Source material ->
....

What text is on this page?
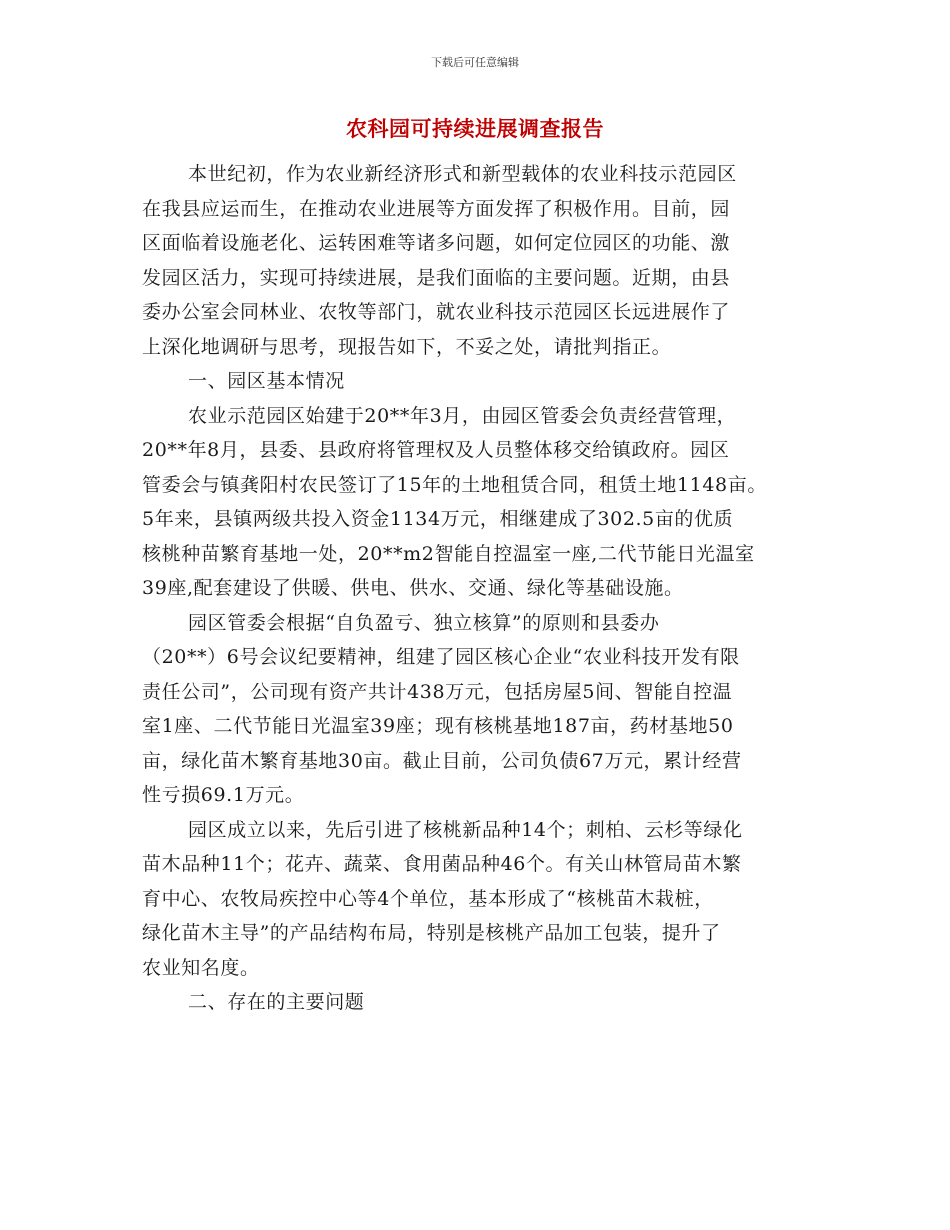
下载后可任意编辑
农科园可持续进展调查报告
本世纪初，作为农业新经济形式和新型载体的农业科技示范园区
在我县应运而生，在推动农业进展等方面发挥了积极作用。目前，园
区面临着设施老化、运转困难等诸多问题，如何定位园区的功能、激
发园区活力，实现可持续进展，是我们面临的主要问题。近期，由县
委办公室会同林业、农牧等部门，就农业科技示范园区长远进展作了
上深化地调研与思考，现报告如下，不妥之处，请批判指正。
一、园区基本情况
农业示范园区始建于20**年3月，由园区管委会负责经营管理，
20**年8月，县委、县政府将管理权及人员整体移交给镇政府。园区
管委会与镇龚阳村农民签订了15年的土地租赁合同，租赁土地1148亩。
5年来，县镇两级共投入资金1134万元，相继建成了302.5亩的优质
核桃种苗繁育基地一处，20**m2智能自控温室一座,二代节能日光温室
39座,配套建设了供暖、供电、供水、交通、绿化等基础设施。
园区管委会根据“自负盈亏、独立核算”的原则和县委办
（20**）6号会议纪要精神，组建了园区核心企业“农业科技开发有限
责任公司”，公司现有资产共计438万元，包括房屋5间、智能自控温
室1座、二代节能日光温室39座；现有核桃基地187亩，药材基地50
亩，绿化苗木繁育基地30亩。截止目前，公司负债67万元，累计经营
性亏损69.1万元。
园区成立以来，先后引进了核桃新品种14个；刺柏、云杉等绿化
苗木品种11个；花卉、蔬菜、食用菌品种46个。有关山林管局苗木繁
育中心、农牧局疾控中心等4个单位，基本形成了“核桃苗木栽桩，
绿化苗木主导”的产品结构布局，特别是核桃产品加工包装，提升了
农业知名度。
二、存在的主要问题
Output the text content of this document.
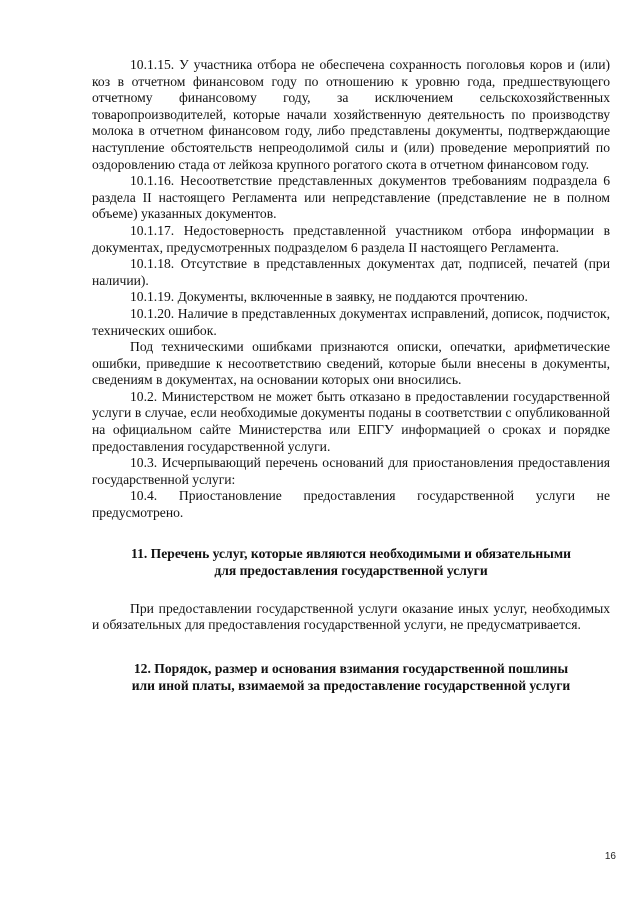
10.1.15. У участника отбора не обеспечена сохранность поголовья коров и (или) коз в отчетном финансовом году по отношению к уровню года, предшествующего отчетному финансовому году, за исключением сельскохозяйственных товаропроизводителей, которые начали хозяйственную деятельность по производству молока в отчетном финансовом году, либо представлены документы, подтверждающие наступление обстоятельств непреодолимой силы и (или) проведение мероприятий по оздоровлению стада от лейкоза крупного рогатого скота в отчетном финансовом году.

10.1.16. Несоответствие представленных документов требованиям подраздела 6 раздела II настоящего Регламента или непредставление (представление не в полном объеме) указанных документов.

10.1.17. Недостоверность представленной участником отбора информации в документах, предусмотренных подразделом 6 раздела II настоящего Регламента.

10.1.18. Отсутствие в представленных документах дат, подписей, печатей (при наличии).

10.1.19. Документы, включенные в заявку, не поддаются прочтению.

10.1.20. Наличие в представленных документах исправлений, дописок, подчисток, технических ошибок.

Под техническими ошибками признаются описки, опечатки, арифметические ошибки, приведшие к несоответствию сведений, которые были внесены в документы, сведениям в документах, на основании которых они вносились.

10.2. Министерством не может быть отказано в предоставлении государственной услуги в случае, если необходимые документы поданы в соответствии с опубликованной на официальном сайте Министерства или ЕПГУ информацией о сроках и порядке предоставления государственной услуги.

10.3. Исчерпывающий перечень оснований для приостановления предоставления государственной услуги:

10.4. Приостановление предоставления государственной услуги не предусмотрено.

11. Перечень услуг, которые являются необходимыми и обязательными
для предоставления государственной услуги

При предоставлении государственной услуги оказание иных услуг, необходимых и обязательных для предоставления государственной услуги, не предусматривается.

12. Порядок, размер и основания взимания государственной пошлины
или иной платы, взимаемой за предоставление государственной услуги
16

....

Quote the records above exactly, leaving out any pictures.

What text is on this page?
下载后可任意编辑
农科园可持续进展调查报告
本世纪初，作为农业新经济形式和新型载体的农业科技示范园区
在我县应运而生，在推动农业进展等方面发挥了积极作用。目前，园
区面临着设施老化、运转困难等诸多问题，如何定位园区的功能、激
发园区活力，实现可持续进展，是我们面临的主要问题。近期，由县
委办公室会同林业、农牧等部门，就农业科技示范园区长远进展作了
上深化地调研与思考，现报告如下，不妥之处，请批判指正。
一、园区基本情况
农业示范园区始建于20**年3月，由园区管委会负责经营管理，
20**年8月，县委、县政府将管理权及人员整体移交给镇政府。园区
管委会与镇龚阳村农民签订了15年的土地租赁合同，租赁土地1148亩。
5年来，县镇两级共投入资金1134万元，相继建成了302.5亩的优质
核桃种苗繁育基地一处，20**m2智能自控温室一座,二代节能日光温室
39座,配套建设了供暖、供电、供水、交通、绿化等基础设施。
园区管委会根据“自负盈亏、独立核算”的原则和县委办
（20**）6号会议纪要精神，组建了园区核心企业“农业科技开发有限
责任公司”，公司现有资产共计438万元，包括房屋5间、智能自控温
室1座、二代节能日光温室39座；现有核桃基地187亩，药材基地50
亩，绿化苗木繁育基地30亩。截止目前，公司负债67万元，累计经营
性亏损69.1万元。
园区成立以来，先后引进了核桃新品种14个；刺柏、云杉等绿化
苗木品种11个；花卉、蔬菜、食用菌品种46个。有关山林管局苗木繁
育中心、农牧局疾控中心等4个单位，基本形成了“核桃苗木栽桩，
绿化苗木主导”的产品结构布局，特别是核桃产品加工包装，提升了
农业知名度。
二、存在的主要问题
Output the text content of this document.
10.1.15. У участника отбора не обеспечена сохранность поголовья коров и (или) коз в отчетном финансовом году по отношению к уровню года, предшествующего отчетному финансовому году, за исключением сельскохозяйственных товаропроизводителей, которые начали хозяйственную деятельность по производству молока в отчетном финансовом году, либо представлены документы, подтверждающие наступление обстоятельств непреодолимой силы и (или) проведение мероприятий по оздоровлению стада от лейкоза крупного рогатого скота в отчетном финансовом году.

10.1.16. Несоответствие представленных документов требованиям подраздела 6 раздела II настоящего Регламента или непредставление (представление не в полном объеме) указанных документов.

10.1.17. Недостоверность представленной участником отбора информации в документах, предусмотренных подразделом 6 раздела II настоящего Регламента.

10.1.18. Отсутствие в представленных документах дат, подписей, печатей (при наличии).

10.1.19. Документы, включенные в заявку, не поддаются прочтению.

10.1.20. Наличие в представленных документах исправлений, дописок, подчисток, технических ошибок.

Под техническими ошибками признаются описки, опечатки, арифметические ошибки, приведшие к несоответствию сведений, которые были внесены в документы, сведениям в документах, на основании которых они вносились.

10.2. Министерством не может быть отказано в предоставлении государственной услуги в случае, если необходимые документы поданы в соответствии с опубликованной на официальном сайте Министерства или ЕПГУ информацией о сроках и порядке предоставления государственной услуги.

10.3. Исчерпывающий перечень оснований для приостановления предоставления государственной услуги:

10.4. Приостановление предоставления государственной услуги не предусмотрено.

11. Перечень услуг, которые являются необходимыми и обязательными
для предоставления государственной услуги

При предоставлении государственной услуги оказание иных услуг, необходимых и обязательных для предоставления государственной услуги, не предусматривается.

12. Порядок, размер и основания взимания государственной пошлины
или иной платы, взимаемой за предоставление государственной услуги
16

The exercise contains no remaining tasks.